These cookies will keep at room temperature for up to 3 days in an airtight container. You can also freeze them in an airtight container or in a resealable freezer bag. Just thaw on the counter before serving. Keep in mind the salt on top of the cookies will melt and absorb into the cookie the longer you store them.
If you like these chocolate chip shortbread cookies, check out some of these other chocolate cookie recipes
- Hot Chocolate Cookies
- Chocolate Salted Caramel Cookies
- Rainbow Chocolate Chip Cookies
- Crispy Chocolate Chip Cookies
- Salted Chocolate Double Rye Cookies
- Pumpkin Chocolate Chip Cookies
- Bay Leaf, Brown Butter and Chocolate Chip Cookies
Chunky Chocolate Chip Shortbread Cookies
- 1 cup unsalted butter 225 g or 2 sticks
- 1 tablespoon vanilla extract
- 1/2 cup white sugar 100 g
- 1/2 cup powdered sugar, sifted 60 g
- 1/2 teaspoon kosher salt
- 2 cups all-purpose flour 280 g
- 1 1/4 cups chopped dark chocolate 210 g (use something you like to eat out of hand)

== DATA RECORDS ==
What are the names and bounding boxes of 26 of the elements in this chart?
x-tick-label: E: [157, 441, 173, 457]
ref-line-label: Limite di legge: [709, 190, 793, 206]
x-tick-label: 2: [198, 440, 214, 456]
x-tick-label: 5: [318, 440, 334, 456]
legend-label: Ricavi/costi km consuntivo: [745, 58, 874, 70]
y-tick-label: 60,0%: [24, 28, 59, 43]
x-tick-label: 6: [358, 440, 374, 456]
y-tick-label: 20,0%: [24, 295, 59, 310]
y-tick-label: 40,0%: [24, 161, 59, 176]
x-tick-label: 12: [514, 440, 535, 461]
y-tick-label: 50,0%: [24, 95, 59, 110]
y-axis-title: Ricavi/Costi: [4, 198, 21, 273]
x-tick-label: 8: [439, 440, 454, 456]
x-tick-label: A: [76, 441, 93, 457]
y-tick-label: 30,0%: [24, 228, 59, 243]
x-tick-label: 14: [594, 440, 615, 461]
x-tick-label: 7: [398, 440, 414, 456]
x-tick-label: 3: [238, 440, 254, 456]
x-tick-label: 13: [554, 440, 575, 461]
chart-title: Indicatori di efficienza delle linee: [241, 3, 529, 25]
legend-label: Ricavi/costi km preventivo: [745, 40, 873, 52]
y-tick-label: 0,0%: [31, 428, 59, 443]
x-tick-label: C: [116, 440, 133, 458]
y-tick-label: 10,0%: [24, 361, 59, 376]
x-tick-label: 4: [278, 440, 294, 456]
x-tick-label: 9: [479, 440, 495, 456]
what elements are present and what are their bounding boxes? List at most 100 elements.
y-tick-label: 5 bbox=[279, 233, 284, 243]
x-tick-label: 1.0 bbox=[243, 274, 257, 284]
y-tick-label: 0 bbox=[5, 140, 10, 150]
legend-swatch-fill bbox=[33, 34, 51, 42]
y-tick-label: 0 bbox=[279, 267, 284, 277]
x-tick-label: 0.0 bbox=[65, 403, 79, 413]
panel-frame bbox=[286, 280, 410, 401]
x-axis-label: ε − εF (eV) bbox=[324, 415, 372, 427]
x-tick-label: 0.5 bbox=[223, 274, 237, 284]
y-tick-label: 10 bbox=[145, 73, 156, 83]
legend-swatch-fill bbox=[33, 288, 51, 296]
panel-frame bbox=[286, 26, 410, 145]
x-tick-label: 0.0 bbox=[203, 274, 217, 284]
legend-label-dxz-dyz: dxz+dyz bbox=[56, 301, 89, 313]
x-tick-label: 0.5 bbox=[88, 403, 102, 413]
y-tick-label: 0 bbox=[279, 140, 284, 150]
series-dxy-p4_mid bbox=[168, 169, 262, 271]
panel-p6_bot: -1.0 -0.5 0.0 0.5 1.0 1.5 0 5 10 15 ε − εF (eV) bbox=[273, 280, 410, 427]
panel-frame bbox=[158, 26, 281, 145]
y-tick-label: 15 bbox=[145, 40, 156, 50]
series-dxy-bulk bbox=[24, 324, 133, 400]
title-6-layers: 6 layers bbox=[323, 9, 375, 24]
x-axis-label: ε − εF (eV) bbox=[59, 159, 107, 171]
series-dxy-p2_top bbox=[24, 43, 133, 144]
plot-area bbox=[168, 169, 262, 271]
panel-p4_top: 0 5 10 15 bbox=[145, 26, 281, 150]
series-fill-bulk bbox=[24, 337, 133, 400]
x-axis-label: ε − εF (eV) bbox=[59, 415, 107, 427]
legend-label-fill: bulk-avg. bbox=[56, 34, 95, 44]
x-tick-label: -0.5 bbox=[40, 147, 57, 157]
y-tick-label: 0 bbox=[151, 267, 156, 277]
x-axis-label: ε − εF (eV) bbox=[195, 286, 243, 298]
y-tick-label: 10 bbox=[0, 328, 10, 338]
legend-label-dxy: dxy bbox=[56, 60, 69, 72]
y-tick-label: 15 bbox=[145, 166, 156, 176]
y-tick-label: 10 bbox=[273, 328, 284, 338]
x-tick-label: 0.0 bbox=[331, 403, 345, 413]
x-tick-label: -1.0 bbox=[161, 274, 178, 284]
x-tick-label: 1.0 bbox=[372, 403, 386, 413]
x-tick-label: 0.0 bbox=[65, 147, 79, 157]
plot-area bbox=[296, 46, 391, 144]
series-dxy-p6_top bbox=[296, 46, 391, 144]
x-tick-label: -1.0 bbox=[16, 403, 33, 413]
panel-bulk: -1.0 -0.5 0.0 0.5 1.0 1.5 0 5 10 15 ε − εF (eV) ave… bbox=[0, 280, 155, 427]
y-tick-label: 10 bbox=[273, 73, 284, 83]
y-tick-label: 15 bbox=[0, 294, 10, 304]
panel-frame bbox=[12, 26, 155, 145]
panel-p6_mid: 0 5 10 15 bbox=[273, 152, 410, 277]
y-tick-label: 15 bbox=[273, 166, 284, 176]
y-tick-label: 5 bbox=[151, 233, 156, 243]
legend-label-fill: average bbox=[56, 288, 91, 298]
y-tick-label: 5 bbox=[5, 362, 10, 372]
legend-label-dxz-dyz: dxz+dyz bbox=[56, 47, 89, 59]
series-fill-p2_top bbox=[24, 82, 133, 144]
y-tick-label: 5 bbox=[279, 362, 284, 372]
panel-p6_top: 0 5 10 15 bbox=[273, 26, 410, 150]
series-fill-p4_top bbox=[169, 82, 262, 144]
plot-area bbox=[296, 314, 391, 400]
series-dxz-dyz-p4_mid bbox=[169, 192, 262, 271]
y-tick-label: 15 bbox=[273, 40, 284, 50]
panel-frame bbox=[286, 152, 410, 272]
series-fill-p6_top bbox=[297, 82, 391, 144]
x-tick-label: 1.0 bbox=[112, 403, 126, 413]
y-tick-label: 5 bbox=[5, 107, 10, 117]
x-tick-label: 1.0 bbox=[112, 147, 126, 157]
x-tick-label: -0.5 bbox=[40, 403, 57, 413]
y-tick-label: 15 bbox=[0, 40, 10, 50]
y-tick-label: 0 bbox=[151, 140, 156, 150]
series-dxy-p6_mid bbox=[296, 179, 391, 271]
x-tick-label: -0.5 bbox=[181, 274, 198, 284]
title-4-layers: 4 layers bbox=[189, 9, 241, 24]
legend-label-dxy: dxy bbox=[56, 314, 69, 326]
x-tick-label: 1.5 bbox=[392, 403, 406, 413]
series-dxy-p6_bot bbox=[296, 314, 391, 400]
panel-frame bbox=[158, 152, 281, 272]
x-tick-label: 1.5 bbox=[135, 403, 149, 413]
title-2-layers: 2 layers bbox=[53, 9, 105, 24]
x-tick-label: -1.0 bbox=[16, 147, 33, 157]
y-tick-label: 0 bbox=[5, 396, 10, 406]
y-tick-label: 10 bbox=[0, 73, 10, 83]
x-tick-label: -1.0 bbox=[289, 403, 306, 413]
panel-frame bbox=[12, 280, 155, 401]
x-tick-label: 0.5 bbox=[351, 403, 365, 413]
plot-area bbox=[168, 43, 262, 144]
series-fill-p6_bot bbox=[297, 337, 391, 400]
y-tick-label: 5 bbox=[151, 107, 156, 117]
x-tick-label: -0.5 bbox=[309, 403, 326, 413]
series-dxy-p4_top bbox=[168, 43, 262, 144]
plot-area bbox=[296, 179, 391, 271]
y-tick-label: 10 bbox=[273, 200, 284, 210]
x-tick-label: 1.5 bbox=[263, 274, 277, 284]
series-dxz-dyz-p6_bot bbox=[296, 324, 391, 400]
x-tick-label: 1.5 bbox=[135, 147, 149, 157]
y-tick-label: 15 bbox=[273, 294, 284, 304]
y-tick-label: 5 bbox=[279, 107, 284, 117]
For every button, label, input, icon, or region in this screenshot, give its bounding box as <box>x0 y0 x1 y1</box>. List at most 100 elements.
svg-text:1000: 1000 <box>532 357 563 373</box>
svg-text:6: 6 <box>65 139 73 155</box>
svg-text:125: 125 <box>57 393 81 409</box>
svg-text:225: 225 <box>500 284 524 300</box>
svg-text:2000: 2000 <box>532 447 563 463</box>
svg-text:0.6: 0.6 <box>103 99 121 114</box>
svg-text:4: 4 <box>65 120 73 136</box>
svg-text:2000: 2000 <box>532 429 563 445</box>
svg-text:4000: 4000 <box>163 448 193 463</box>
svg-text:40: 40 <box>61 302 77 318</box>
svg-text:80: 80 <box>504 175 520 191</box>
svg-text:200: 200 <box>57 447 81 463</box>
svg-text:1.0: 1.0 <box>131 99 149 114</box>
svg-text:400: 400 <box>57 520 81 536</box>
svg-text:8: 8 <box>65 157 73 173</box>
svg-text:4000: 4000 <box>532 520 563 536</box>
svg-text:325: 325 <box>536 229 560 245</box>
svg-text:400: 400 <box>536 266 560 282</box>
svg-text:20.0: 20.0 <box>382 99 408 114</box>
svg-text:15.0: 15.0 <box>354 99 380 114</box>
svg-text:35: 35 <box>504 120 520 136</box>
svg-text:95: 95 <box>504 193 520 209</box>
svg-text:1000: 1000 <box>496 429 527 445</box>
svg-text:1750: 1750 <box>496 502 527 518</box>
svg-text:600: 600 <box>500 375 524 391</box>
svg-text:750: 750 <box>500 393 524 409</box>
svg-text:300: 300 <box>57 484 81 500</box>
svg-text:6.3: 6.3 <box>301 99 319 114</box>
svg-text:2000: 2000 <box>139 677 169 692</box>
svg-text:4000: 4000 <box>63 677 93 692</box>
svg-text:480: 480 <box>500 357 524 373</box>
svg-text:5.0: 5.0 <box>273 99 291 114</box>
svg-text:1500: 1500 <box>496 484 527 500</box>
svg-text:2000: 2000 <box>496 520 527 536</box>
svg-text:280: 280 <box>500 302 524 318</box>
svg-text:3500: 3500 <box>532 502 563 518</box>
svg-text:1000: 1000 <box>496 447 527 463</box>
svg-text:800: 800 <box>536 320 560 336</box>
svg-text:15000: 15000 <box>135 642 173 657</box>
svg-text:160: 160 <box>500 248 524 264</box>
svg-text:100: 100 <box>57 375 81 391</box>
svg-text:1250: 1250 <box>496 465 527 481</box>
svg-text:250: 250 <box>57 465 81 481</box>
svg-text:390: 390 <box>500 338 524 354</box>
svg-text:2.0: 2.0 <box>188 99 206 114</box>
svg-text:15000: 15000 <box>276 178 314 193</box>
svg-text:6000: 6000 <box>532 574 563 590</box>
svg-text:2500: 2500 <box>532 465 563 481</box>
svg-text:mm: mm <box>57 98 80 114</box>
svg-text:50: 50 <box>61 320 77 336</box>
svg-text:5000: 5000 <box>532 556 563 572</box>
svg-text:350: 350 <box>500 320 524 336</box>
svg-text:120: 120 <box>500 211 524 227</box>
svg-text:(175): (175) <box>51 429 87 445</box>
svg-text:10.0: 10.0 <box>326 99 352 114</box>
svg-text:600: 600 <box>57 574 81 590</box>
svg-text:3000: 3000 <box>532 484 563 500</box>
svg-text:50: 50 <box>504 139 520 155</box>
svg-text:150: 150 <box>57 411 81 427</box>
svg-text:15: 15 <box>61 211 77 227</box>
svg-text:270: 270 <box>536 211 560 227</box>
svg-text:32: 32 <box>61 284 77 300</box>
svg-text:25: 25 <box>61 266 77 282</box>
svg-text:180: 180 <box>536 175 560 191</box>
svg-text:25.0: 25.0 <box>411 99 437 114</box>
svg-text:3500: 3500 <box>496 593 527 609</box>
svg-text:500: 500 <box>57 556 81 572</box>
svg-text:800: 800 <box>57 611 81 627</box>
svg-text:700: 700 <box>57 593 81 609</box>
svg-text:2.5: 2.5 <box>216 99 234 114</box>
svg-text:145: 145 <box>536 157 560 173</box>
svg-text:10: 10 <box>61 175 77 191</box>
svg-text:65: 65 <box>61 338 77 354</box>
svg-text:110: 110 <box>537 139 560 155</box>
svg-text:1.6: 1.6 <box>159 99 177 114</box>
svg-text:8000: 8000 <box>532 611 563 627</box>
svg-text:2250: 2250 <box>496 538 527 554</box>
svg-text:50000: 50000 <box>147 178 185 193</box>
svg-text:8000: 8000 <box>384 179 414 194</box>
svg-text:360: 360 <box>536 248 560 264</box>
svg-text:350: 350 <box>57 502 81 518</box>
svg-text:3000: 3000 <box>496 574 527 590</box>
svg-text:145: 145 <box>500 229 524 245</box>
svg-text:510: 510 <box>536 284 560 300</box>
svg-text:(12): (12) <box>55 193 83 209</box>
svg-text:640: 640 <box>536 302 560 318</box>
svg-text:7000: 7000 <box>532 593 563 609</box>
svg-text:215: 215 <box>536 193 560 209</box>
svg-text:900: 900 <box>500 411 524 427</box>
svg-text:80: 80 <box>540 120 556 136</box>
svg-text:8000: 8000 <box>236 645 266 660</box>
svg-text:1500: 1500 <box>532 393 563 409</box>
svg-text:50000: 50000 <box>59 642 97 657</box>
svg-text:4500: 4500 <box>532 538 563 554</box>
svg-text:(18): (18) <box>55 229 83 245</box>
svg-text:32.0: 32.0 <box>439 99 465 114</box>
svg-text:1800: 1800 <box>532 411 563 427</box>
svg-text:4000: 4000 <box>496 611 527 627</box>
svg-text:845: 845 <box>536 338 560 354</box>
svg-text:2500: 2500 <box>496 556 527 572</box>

== PROMPT A ==
According to the shortbread recipe, how long will the cookies keep at room temperature?
== PROMPT B ==
Transcribe the stretch of the shortbread recipe from "These cookies will" through "you store them.".
== PROMPT C ==
State whether each statement agrees with the shortbread recipe. Support each yes or no with the deciding words, quoted exactly. (i) The cookies can be frozen in a resealable freezer bag. (ii) The ingredient list calls for salted butter. (iii) The powdered sugar is to be sifted.

== FINAL ANSWER A ==
Up to 3 days in an airtight container.

== FINAL ANSWER B ==
These cookies will keep at room temperature for up to 3 days in an airtight container. You can also freeze them in an airtight container or in a resealable freezer bag. Just thaw on the counter before serving. Keep in mind the salt on top of the cookies will melt and absorb into the cookie the longer you store them.

== FINAL ANSWER C ==
(i) Yes: "You can also freeze them in an airtight container or in a resealable freezer bag."
(ii) No: "1 cup unsalted butter 225 g or 2 sticks"
(iii) Yes: "1/2 cup powdered sugar, sifted 60 g"